- TO DO
Records follow. Pull out every line that contains "this".

[Stored data]

+ + + +

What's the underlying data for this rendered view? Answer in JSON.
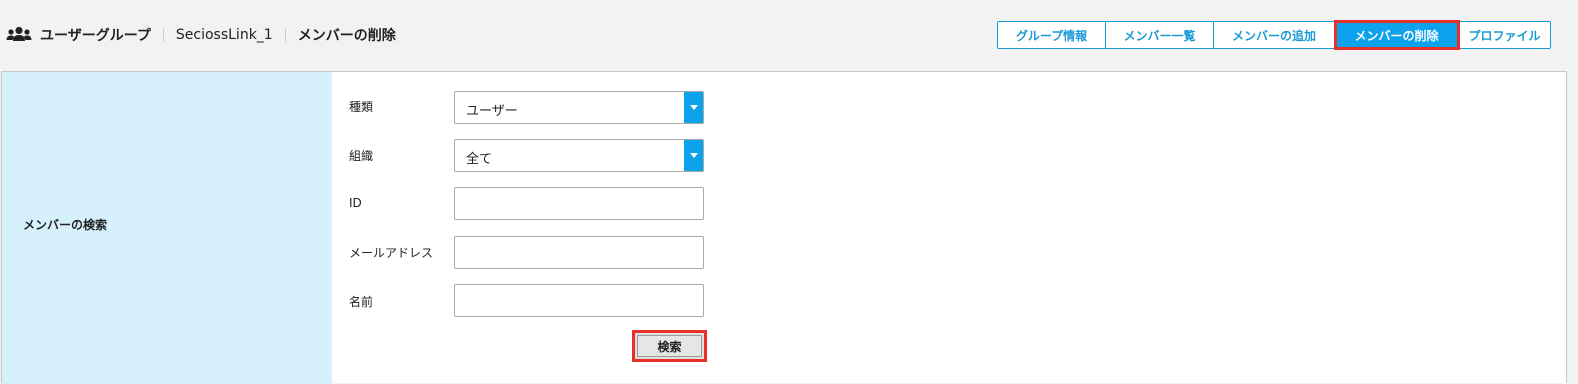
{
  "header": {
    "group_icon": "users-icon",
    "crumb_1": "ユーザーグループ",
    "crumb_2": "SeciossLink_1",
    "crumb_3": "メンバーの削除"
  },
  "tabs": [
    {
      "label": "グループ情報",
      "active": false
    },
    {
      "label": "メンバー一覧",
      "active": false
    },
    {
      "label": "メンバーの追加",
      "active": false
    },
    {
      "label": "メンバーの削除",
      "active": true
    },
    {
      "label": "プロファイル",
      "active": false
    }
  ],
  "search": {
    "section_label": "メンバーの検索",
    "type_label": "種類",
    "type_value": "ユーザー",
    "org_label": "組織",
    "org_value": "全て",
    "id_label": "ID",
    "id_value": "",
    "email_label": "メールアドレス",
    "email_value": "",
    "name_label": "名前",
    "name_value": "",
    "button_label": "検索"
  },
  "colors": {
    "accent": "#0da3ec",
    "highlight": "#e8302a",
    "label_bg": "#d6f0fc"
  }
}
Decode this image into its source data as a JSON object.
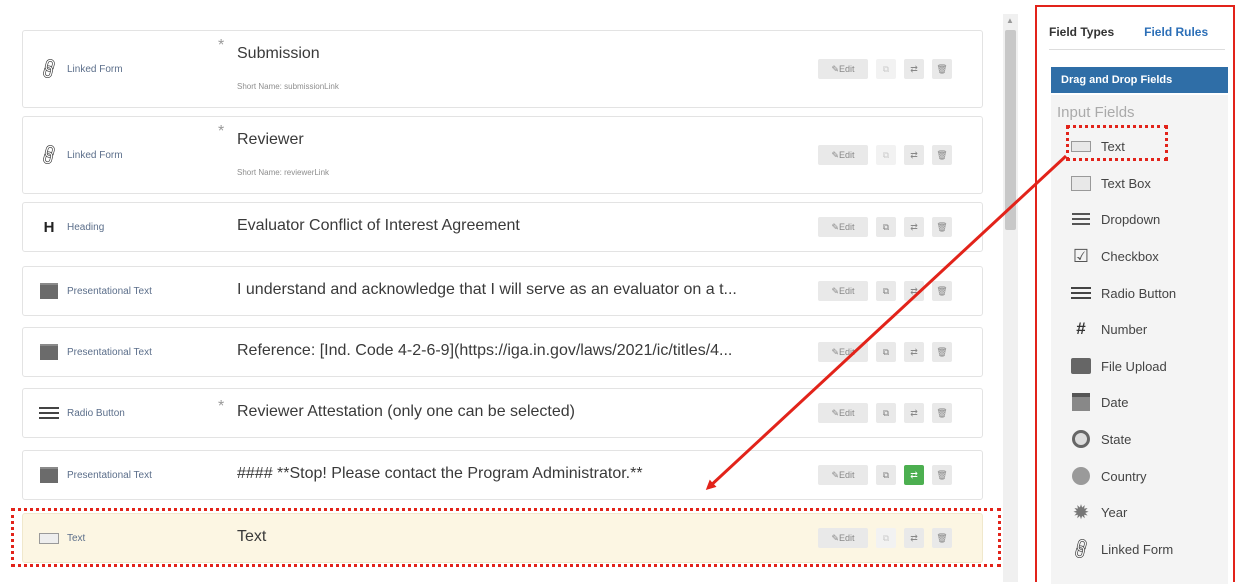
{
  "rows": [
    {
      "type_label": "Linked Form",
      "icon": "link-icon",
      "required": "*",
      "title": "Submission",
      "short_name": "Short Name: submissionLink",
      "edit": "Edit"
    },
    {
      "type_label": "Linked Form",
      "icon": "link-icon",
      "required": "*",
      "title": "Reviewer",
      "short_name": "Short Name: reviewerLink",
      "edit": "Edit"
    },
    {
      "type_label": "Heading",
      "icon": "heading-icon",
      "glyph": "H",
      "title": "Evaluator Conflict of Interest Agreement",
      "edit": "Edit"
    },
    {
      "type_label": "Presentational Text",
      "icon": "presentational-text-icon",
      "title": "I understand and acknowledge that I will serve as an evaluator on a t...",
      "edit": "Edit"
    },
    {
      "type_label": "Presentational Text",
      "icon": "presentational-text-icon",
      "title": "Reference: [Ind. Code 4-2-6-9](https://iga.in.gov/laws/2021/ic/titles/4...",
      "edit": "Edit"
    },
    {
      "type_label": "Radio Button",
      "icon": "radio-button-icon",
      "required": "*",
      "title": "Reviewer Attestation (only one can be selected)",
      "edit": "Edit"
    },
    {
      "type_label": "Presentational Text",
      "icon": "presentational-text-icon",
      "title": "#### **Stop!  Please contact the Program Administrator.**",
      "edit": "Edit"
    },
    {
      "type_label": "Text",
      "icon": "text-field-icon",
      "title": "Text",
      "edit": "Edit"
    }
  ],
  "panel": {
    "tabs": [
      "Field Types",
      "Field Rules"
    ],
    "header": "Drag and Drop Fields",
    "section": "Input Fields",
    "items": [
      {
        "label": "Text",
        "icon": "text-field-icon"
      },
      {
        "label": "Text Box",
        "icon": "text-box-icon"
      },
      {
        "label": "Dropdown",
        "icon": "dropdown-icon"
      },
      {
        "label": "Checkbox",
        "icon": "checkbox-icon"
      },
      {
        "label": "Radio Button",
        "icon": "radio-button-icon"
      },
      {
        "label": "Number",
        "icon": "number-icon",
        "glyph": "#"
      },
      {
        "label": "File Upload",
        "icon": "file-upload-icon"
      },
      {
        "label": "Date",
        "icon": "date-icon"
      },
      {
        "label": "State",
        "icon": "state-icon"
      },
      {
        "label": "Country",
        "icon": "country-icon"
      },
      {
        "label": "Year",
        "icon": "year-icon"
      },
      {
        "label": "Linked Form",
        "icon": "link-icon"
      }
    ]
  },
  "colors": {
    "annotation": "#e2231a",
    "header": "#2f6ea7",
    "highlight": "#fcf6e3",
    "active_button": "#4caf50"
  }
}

+ + + +

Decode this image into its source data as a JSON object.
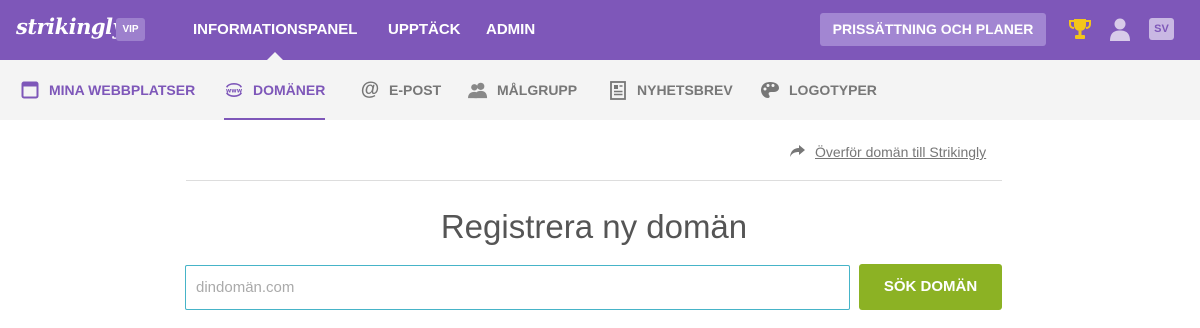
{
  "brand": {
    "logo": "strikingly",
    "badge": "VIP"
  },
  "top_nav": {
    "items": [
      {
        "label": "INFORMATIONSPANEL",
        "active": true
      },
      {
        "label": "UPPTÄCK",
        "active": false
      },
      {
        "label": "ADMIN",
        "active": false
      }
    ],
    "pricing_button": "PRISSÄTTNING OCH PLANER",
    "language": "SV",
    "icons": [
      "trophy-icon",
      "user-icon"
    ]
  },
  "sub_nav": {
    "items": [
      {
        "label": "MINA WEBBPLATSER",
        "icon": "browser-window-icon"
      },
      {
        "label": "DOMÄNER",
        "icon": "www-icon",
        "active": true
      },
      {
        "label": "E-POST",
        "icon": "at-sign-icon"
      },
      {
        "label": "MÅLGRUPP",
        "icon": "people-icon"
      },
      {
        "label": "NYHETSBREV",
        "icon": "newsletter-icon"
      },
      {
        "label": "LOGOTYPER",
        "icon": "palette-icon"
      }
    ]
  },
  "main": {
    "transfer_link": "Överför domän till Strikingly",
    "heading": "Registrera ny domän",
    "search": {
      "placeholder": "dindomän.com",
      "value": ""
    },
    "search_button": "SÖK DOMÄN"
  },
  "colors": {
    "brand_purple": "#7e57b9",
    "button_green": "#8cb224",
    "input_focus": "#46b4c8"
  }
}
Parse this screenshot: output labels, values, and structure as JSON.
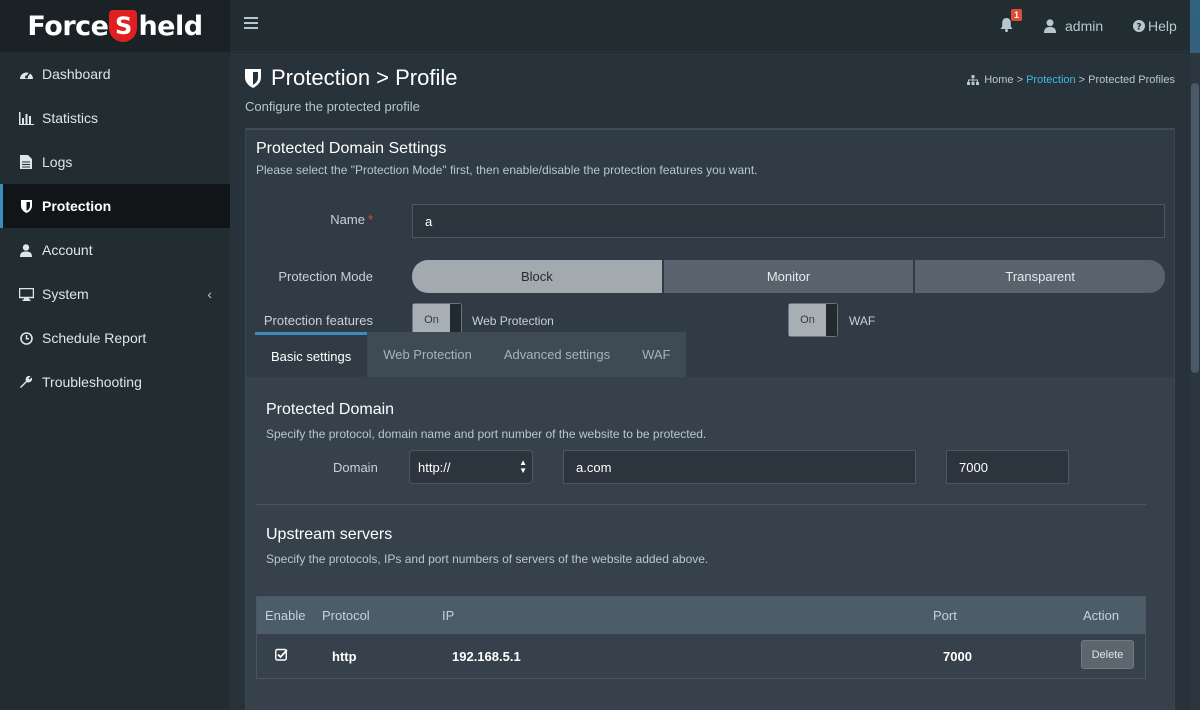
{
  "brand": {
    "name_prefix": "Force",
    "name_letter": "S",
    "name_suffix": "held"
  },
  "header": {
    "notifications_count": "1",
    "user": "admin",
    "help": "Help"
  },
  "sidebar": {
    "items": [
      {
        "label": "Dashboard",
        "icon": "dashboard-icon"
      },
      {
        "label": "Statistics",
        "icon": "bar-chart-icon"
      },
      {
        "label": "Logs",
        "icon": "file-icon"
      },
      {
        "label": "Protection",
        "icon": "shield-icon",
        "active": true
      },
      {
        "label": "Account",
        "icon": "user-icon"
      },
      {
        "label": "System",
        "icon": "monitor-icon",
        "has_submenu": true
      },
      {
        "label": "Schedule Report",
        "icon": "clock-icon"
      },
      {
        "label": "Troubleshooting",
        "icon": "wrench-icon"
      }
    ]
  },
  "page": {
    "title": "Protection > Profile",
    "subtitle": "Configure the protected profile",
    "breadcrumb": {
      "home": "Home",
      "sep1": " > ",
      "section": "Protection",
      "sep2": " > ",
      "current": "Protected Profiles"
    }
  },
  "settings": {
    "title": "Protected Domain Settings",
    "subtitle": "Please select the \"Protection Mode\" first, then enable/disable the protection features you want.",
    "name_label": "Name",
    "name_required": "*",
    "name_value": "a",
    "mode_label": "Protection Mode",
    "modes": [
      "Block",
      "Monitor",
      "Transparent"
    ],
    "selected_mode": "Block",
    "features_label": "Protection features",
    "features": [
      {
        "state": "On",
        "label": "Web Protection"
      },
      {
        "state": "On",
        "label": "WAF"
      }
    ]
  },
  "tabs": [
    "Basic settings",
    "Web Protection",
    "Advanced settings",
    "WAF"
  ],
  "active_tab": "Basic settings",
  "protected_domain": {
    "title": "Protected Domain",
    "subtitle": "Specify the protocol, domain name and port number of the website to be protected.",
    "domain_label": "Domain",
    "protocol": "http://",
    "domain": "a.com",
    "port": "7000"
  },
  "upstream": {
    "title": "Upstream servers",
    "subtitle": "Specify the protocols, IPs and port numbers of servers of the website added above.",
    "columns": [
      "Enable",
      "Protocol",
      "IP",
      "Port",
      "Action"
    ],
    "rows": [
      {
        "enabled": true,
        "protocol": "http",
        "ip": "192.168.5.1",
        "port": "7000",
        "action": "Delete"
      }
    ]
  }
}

+ + + +

- ANSWER TO THE EXERCISE
What's the underlying data for this rendered view? Answer in JSON.
Decode this image into its source data as a JSON object.
Decode this image into its source data as a JSON object.
Parse this screenshot: output labels, values, and structure as JSON.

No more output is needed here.